**Provided material**:
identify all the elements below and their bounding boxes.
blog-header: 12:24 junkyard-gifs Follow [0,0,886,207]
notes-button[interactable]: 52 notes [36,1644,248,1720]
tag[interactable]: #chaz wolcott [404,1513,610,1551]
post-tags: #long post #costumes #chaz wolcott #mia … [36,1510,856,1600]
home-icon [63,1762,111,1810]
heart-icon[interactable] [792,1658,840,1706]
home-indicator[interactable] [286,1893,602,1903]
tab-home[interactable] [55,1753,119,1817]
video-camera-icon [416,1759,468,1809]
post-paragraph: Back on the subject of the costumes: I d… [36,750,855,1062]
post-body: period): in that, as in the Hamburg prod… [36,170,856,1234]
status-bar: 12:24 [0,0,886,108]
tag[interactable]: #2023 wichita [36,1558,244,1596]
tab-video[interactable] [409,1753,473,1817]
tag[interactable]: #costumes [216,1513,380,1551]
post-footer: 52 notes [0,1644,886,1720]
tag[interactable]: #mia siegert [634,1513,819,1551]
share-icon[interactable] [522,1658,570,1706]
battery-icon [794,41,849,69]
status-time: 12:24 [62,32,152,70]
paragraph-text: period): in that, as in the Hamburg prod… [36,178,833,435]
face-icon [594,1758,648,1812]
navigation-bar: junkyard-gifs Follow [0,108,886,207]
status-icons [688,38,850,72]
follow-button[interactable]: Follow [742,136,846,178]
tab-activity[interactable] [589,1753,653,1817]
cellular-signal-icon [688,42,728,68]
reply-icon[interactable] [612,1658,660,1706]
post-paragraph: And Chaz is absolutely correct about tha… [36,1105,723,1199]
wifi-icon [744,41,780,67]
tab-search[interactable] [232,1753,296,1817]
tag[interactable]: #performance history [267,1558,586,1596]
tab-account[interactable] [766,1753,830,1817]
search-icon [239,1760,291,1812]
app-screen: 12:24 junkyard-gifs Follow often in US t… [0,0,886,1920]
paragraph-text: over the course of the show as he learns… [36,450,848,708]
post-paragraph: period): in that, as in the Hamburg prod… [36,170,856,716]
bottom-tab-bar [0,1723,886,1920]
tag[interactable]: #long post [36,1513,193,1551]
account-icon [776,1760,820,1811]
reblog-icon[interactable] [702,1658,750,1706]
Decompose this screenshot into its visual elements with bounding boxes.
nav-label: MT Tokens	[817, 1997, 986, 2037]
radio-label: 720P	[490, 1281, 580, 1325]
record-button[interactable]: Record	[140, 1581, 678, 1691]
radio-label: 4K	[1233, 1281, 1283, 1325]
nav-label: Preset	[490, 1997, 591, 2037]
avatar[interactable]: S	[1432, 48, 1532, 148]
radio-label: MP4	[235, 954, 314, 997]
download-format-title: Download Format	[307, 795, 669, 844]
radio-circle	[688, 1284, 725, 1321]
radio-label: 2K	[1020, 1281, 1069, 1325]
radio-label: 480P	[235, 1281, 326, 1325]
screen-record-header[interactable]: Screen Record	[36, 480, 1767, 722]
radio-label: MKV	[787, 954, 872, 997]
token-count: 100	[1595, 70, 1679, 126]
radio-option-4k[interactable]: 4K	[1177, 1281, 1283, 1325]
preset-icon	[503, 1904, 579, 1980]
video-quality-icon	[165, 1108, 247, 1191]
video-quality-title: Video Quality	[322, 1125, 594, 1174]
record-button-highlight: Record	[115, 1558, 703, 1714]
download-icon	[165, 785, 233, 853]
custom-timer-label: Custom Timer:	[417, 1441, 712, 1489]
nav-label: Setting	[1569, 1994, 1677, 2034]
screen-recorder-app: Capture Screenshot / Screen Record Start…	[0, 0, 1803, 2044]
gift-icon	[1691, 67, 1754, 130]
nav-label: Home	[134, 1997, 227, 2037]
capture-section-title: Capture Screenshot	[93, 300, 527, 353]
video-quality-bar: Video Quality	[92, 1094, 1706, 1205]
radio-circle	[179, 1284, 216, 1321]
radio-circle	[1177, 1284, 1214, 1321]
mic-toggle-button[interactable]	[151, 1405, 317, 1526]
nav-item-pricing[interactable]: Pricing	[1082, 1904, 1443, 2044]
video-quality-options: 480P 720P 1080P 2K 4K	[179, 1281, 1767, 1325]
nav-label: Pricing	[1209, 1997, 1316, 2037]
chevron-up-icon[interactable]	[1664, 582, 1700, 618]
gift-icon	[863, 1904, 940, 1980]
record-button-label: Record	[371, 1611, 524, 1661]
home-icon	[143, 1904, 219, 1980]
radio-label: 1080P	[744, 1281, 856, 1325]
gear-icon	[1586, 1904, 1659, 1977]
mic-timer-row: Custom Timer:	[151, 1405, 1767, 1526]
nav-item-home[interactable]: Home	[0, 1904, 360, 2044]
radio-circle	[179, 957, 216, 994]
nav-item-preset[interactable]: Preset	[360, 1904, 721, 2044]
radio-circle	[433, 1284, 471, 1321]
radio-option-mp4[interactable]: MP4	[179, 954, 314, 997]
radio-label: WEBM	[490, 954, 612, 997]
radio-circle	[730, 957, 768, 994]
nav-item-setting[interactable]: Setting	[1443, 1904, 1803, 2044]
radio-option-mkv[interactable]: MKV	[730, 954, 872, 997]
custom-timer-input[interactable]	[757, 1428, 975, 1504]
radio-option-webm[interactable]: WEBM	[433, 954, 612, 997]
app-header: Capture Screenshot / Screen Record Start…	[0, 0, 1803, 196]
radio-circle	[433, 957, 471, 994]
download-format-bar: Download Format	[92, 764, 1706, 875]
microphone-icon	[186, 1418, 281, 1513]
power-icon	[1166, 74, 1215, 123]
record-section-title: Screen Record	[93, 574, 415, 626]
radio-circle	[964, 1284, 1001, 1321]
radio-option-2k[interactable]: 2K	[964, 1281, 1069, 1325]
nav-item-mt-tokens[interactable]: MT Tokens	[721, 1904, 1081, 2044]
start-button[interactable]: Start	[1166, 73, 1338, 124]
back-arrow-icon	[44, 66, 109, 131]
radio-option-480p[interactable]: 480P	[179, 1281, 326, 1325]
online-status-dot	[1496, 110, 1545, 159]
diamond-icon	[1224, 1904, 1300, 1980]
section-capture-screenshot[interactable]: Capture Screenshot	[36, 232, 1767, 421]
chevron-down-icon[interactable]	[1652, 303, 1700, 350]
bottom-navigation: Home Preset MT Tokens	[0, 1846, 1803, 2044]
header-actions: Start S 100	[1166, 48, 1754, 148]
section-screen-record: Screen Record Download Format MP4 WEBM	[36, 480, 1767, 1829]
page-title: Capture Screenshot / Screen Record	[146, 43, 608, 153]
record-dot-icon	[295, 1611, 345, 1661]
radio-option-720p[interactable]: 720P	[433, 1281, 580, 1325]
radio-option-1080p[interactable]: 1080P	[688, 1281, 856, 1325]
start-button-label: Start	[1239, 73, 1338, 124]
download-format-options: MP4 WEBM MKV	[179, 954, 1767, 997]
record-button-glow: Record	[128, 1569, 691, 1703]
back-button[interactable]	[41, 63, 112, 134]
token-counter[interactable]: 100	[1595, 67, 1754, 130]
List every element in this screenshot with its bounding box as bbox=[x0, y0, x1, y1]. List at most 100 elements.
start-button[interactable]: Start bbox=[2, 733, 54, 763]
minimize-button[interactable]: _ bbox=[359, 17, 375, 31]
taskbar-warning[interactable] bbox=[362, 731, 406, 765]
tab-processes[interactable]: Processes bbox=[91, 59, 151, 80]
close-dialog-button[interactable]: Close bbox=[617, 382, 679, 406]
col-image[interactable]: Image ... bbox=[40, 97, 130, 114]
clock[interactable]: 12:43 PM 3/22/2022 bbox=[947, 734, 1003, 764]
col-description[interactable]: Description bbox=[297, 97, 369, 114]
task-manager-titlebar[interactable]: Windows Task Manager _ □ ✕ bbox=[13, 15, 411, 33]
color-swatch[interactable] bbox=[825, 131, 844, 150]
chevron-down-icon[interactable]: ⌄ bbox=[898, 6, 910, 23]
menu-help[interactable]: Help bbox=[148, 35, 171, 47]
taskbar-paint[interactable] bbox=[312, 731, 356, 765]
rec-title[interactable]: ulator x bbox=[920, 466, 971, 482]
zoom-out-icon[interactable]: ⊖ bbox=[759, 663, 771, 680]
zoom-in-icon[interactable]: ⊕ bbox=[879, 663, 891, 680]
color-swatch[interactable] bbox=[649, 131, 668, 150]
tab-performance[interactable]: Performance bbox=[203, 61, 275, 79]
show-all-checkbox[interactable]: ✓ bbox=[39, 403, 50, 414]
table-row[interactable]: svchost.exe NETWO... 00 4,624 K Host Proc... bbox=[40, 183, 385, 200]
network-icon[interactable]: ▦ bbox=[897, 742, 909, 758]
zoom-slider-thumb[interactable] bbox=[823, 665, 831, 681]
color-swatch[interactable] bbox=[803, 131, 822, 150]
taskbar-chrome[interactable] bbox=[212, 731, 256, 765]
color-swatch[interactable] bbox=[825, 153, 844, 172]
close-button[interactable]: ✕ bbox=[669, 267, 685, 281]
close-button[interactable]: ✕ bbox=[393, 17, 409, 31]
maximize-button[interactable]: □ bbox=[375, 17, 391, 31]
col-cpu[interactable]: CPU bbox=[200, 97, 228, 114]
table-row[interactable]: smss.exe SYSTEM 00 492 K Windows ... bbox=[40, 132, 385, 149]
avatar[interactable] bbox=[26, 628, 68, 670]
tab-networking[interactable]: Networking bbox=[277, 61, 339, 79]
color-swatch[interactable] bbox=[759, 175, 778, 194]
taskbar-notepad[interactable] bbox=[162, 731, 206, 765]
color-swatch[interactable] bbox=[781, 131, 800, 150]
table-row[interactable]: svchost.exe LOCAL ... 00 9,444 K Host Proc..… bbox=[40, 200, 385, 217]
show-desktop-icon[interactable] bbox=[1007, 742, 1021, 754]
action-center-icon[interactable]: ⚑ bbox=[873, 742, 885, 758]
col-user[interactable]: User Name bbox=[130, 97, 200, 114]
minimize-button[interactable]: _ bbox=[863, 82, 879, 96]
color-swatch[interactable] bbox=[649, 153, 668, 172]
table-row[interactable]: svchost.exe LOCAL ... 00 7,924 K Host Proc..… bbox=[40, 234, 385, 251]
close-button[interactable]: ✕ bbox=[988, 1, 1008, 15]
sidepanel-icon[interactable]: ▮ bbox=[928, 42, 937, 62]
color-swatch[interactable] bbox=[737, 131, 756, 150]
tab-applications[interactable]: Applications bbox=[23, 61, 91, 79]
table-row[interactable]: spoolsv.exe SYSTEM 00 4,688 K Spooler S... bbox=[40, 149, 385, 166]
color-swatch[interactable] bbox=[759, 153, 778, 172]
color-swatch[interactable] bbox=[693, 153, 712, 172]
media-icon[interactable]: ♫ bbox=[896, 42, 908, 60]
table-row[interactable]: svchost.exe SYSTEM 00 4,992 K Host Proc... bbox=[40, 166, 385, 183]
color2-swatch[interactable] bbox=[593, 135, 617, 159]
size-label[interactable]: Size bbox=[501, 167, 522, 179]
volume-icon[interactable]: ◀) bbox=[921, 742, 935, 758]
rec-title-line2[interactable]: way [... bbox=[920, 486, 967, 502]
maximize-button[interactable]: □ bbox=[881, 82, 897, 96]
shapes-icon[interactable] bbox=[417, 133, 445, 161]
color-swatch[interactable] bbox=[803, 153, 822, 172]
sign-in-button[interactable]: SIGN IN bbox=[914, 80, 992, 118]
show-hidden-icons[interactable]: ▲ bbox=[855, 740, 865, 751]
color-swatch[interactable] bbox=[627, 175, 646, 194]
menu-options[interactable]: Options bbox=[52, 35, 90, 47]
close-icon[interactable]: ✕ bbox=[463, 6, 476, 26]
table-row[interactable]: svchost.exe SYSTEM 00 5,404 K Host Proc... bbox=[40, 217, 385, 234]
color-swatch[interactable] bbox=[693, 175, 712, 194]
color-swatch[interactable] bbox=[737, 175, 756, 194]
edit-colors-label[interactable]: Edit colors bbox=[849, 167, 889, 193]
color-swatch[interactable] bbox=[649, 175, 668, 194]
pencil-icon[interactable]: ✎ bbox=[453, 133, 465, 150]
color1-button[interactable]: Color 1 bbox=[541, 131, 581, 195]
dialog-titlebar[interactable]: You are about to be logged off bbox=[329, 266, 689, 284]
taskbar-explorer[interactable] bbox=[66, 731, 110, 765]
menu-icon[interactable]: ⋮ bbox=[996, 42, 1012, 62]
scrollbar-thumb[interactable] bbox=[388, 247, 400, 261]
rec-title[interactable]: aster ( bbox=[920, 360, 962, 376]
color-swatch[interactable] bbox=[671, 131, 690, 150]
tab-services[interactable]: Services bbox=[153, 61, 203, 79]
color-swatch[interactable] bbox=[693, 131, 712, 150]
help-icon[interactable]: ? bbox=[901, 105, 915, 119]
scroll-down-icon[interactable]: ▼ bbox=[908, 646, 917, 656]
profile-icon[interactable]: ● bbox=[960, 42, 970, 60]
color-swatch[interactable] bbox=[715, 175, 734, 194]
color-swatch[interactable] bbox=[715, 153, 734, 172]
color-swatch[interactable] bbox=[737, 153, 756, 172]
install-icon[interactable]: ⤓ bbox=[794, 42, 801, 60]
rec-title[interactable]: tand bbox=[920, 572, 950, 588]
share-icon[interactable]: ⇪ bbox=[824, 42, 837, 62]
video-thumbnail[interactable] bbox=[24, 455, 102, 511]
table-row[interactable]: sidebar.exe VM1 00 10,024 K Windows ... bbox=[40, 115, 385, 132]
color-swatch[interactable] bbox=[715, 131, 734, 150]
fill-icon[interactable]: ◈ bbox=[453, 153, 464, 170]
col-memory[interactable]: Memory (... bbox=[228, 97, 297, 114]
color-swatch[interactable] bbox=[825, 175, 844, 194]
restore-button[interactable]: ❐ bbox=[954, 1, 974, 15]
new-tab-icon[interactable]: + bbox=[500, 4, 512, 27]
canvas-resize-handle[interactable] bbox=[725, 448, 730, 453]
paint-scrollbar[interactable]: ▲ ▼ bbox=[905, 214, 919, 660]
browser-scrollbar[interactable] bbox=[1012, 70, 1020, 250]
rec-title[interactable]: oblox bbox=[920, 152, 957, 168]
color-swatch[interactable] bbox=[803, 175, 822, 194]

**Exercise task**:
Copy out the listing above exactly, from its first line up to and including the line that contains "video-camera-icon [416,1759,468,1809]".

**Completed exercise**:
identify all the elements below and their bounding boxes.
blog-header: 12:24 junkyard-gifs Follow [0,0,886,207]
notes-button[interactable]: 52 notes [36,1644,248,1720]
tag[interactable]: #chaz wolcott [404,1513,610,1551]
post-tags: #long post #costumes #chaz wolcott #mia … [36,1510,856,1600]
home-icon [63,1762,111,1810]
heart-icon[interactable] [792,1658,840,1706]
home-indicator[interactable] [286,1893,602,1903]
tab-home[interactable] [55,1753,119,1817]
video-camera-icon [416,1759,468,1809]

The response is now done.